** Exercise description **
Look through the material and copy each line holding "carga".

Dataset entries
## Start

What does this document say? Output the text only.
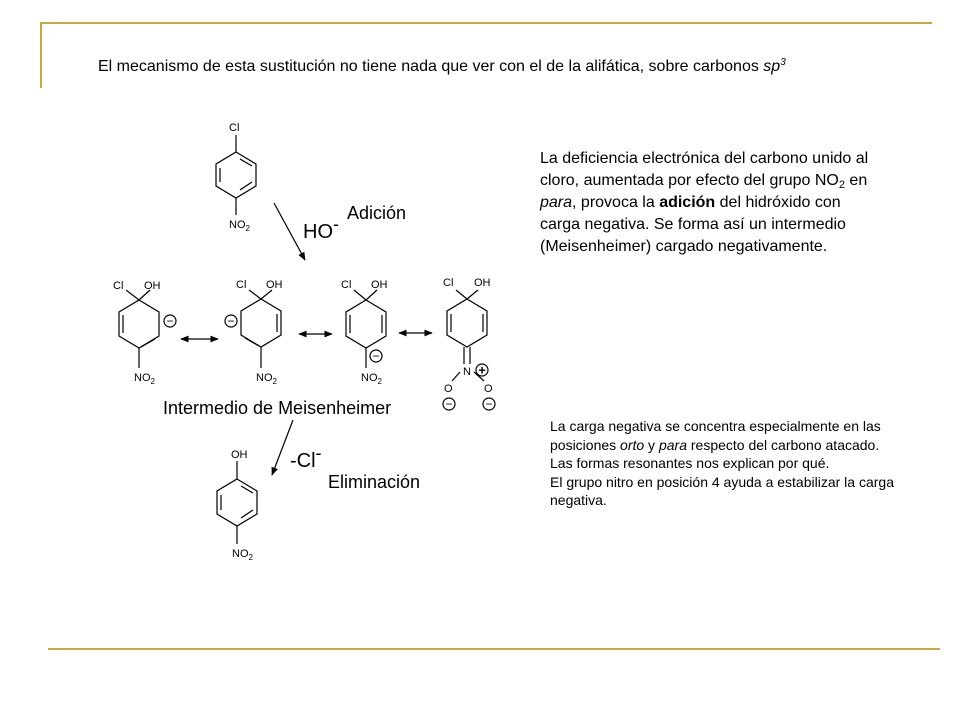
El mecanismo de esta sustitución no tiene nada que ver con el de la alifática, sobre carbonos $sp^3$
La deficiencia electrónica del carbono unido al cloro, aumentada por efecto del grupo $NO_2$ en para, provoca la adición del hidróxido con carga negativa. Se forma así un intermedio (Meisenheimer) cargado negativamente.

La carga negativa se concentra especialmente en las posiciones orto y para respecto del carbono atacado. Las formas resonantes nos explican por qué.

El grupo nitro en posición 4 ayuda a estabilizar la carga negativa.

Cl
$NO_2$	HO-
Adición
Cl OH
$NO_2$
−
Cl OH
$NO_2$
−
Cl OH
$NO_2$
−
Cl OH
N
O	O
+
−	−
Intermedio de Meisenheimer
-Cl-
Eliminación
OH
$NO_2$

## End
## Start

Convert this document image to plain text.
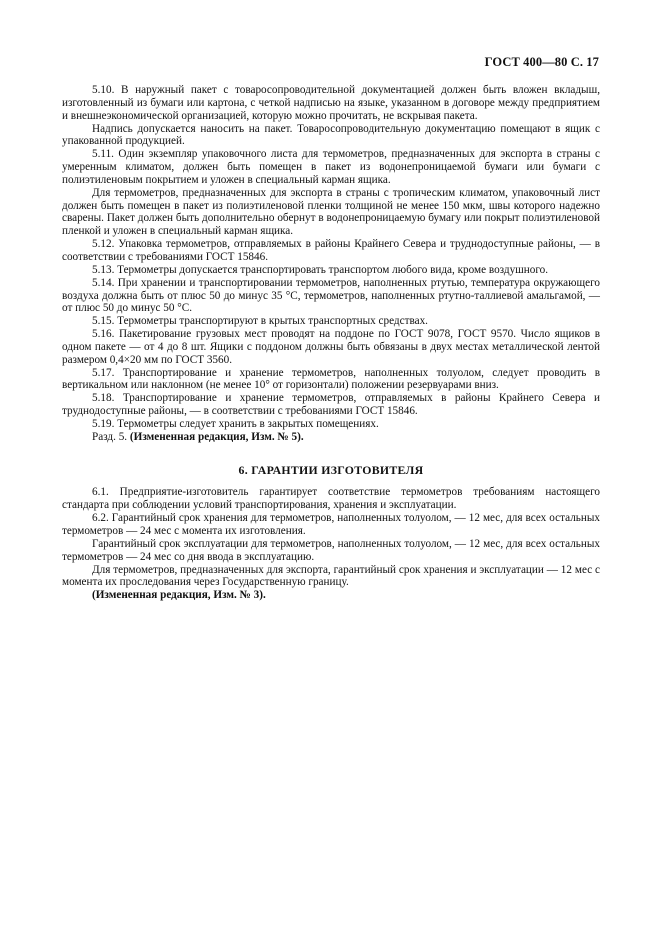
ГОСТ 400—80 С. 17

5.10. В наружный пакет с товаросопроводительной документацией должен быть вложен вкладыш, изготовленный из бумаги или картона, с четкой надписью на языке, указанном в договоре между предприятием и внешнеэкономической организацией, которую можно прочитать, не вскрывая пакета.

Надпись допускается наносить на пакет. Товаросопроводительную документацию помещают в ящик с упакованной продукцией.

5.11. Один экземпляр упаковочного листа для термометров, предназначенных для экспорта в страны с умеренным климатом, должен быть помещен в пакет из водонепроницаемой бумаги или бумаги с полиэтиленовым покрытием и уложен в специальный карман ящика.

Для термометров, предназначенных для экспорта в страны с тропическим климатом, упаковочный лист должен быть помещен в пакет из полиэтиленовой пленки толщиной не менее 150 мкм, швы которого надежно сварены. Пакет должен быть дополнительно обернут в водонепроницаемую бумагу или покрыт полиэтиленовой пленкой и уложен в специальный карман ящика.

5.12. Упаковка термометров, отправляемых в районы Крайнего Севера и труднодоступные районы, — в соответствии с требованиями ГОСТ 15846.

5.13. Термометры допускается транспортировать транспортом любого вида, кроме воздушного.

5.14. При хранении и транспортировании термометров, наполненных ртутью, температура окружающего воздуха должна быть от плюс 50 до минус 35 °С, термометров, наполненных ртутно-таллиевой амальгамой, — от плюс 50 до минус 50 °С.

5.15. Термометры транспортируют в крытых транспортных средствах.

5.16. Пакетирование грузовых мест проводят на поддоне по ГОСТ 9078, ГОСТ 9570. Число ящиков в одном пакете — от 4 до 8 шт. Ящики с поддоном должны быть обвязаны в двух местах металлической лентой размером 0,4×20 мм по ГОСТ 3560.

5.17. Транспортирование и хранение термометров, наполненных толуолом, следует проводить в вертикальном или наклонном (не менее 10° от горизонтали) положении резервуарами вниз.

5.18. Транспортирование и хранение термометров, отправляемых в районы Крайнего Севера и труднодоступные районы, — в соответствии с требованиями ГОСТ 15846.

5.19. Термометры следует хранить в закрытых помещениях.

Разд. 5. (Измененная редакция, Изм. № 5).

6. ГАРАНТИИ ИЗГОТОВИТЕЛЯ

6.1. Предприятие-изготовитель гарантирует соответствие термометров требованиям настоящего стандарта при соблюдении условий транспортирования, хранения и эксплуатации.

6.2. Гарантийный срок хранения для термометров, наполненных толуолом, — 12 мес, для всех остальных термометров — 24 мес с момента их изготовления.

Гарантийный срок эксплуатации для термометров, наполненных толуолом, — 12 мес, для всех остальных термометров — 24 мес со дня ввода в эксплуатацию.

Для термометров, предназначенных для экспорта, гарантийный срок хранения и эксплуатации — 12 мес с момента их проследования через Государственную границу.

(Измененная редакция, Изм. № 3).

## End
## Start

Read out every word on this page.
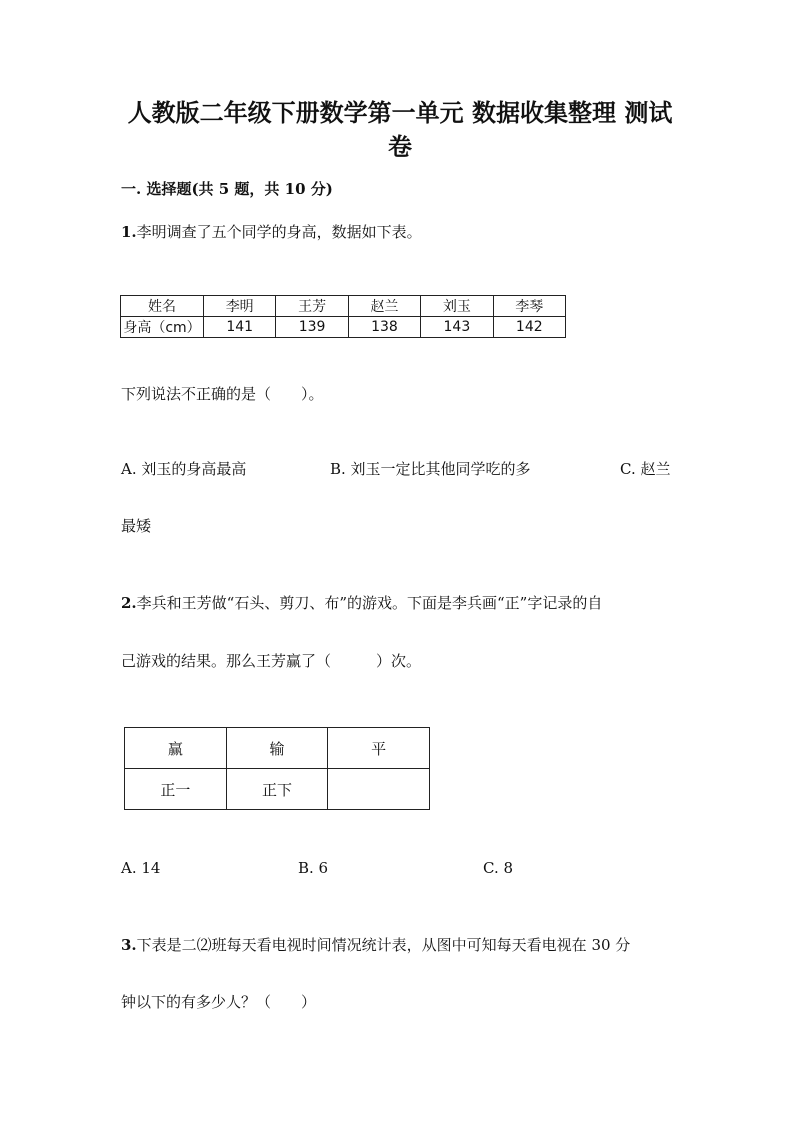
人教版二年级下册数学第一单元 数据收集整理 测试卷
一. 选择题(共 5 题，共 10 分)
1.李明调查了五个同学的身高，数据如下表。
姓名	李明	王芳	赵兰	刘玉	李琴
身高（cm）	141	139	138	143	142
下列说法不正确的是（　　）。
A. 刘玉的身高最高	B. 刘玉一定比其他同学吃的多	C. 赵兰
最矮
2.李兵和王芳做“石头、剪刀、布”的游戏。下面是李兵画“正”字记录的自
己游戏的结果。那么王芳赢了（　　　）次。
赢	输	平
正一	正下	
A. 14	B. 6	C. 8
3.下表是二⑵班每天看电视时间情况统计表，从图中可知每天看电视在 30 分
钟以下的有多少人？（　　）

## End

** Result for this exercise **
La deficiencia electrónica del carbono unido al cloro, aumentada por efecto del grupo $NO_2$ en para, provoca la adición del hidróxido con carga negativa. Se forma así un intermedio (Meisenheimer) cargado negativamente.
La carga negativa se concentra especialmente en las posiciones orto y para respecto del carbono atacado. Las formas resonantes nos explican por qué.
El grupo nitro en posición 4 ayuda a estabilizar la carga negativa.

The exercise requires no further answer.